* TEXT *
= Beginning of Section =

The framework includes comprehensive evaluation utilities:
- **Correctness Verification**: Automated test case execution
- **Performance Measurement**: Runtime and memory profiling
- **Strategy Analysis**: Optimization directive effectiveness tracking
- **Comparative Evaluation**: Multi-strategy performance comparison

---

## 🐛 Troubleshooting

### Common Issues
- **Vector store not found**: Run vector database build process first
- **Joern container errors**: Ensure Singularity ≥ 3.10 and proper container permissions
- **Model not available**: Pull required models with `ollama pull <model-name>`
- **CPG generation fails**: Check source code syntax and Joern container setup
- **Memory issues**: Adjust batch sizes in inference configuration

### Debug Mode
Enable detailed logging for troubleshooting:
```bash
export DEBUG=1
python main_inference.py --verbose --log_level DEBUG
```

---

## 🤝 Contributing

We welcome contributions to improve ECO:
- **Bug Reports**: Open issues for bugs or unexpected behavior
- **Feature Requests**: Propose new optimization strategies or evaluation metrics
- **Code Contributions**: Submit pull requests with improvements or extensions
- **Documentation**: Help improve documentation and examples

---

## 📄 License

This project is licensed under the MIT License. See LICENSE file for details.

---

**ECO** provides a comprehensive solution for automated code optimization, combining the precision of static analysis with the intelligence of modern LLMs to deliver fast and reliable optimization results.

= End of Section =

(Document structure recognition data)
= Beginning of Section =

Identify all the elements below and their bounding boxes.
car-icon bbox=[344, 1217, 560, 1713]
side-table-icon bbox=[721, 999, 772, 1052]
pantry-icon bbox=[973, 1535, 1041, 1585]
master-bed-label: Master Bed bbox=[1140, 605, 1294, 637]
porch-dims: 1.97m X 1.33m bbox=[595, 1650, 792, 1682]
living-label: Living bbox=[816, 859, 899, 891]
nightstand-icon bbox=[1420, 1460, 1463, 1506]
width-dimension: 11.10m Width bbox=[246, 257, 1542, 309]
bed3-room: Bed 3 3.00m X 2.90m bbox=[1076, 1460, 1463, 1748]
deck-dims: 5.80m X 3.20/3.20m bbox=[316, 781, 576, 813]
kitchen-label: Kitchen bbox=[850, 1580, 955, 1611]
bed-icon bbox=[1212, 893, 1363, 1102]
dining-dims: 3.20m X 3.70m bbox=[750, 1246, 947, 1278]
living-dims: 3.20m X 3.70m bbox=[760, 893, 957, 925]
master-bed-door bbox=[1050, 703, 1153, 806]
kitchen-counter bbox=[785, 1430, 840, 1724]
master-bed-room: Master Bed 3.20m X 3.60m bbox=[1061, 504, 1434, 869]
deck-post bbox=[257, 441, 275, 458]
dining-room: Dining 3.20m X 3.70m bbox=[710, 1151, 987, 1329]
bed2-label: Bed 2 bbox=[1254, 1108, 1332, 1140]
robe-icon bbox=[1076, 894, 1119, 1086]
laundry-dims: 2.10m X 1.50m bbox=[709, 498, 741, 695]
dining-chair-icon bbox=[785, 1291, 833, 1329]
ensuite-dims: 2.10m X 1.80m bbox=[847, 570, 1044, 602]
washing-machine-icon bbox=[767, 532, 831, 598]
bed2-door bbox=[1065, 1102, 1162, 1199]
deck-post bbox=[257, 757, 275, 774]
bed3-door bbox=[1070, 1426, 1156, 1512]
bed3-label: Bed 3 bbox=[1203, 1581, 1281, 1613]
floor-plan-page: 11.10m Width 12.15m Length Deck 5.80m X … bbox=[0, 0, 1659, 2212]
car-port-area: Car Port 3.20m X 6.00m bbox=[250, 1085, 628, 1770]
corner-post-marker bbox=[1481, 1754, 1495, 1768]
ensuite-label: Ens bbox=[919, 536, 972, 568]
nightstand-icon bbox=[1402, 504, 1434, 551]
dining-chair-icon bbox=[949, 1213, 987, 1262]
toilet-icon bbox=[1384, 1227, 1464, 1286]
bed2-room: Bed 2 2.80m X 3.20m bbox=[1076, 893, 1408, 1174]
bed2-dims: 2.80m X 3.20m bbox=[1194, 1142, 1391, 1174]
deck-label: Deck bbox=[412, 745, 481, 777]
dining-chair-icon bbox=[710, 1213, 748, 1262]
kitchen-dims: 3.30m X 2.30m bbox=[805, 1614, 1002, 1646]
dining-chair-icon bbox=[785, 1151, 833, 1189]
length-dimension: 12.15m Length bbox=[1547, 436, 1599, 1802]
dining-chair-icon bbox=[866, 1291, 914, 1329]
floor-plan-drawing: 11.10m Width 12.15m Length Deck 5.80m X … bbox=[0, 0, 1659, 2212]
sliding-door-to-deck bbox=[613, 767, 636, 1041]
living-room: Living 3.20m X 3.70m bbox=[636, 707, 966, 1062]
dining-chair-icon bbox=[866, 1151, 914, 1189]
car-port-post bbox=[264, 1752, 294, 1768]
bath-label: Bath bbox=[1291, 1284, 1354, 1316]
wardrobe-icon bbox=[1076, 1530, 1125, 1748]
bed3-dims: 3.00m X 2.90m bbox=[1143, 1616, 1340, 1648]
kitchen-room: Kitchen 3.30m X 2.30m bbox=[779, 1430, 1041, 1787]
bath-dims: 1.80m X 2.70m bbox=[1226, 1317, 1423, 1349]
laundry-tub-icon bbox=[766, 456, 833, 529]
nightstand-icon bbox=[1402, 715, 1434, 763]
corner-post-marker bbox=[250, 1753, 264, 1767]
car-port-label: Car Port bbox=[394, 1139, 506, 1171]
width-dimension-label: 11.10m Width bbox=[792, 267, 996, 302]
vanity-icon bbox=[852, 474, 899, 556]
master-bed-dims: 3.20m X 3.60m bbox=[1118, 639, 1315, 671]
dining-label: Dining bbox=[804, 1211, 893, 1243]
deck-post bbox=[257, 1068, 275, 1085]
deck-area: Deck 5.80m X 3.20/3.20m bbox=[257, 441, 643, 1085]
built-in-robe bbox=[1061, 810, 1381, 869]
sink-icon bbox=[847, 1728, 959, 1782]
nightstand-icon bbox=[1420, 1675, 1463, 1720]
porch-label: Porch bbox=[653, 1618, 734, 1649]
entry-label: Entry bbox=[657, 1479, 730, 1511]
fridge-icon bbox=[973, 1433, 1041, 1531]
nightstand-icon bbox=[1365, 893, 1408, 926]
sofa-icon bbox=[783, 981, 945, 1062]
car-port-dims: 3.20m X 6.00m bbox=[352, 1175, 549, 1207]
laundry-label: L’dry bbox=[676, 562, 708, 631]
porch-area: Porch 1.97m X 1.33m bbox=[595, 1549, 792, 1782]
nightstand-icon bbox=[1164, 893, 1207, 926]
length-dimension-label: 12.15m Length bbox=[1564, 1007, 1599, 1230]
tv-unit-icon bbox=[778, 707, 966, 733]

= End of Section =

* WHAT YOU WILL DO *
A - In the text on ECO, which Singularity version is required to avoid Joern container errors?
B - Reproduce the part of the text on ECO that opens with the words containing "We welcome contributions" and closes with "file for details.".

* SOLUTIONS TO THE TASKS *
A - Singularity 3.10 or later.

B -
We welcome contributions to improve ECO:
- **Bug Reports**: Open issues for bugs or unexpected behavior
- **Feature Requests**: Propose new optimization strategies or evaluation metrics
- **Code Contributions**: Submit pull requests with improvements or extensions
- **Documentation**: Help improve documentation and examples

---

## 📄 License

This project is licensed under the MIT License. See LICENSE file for details.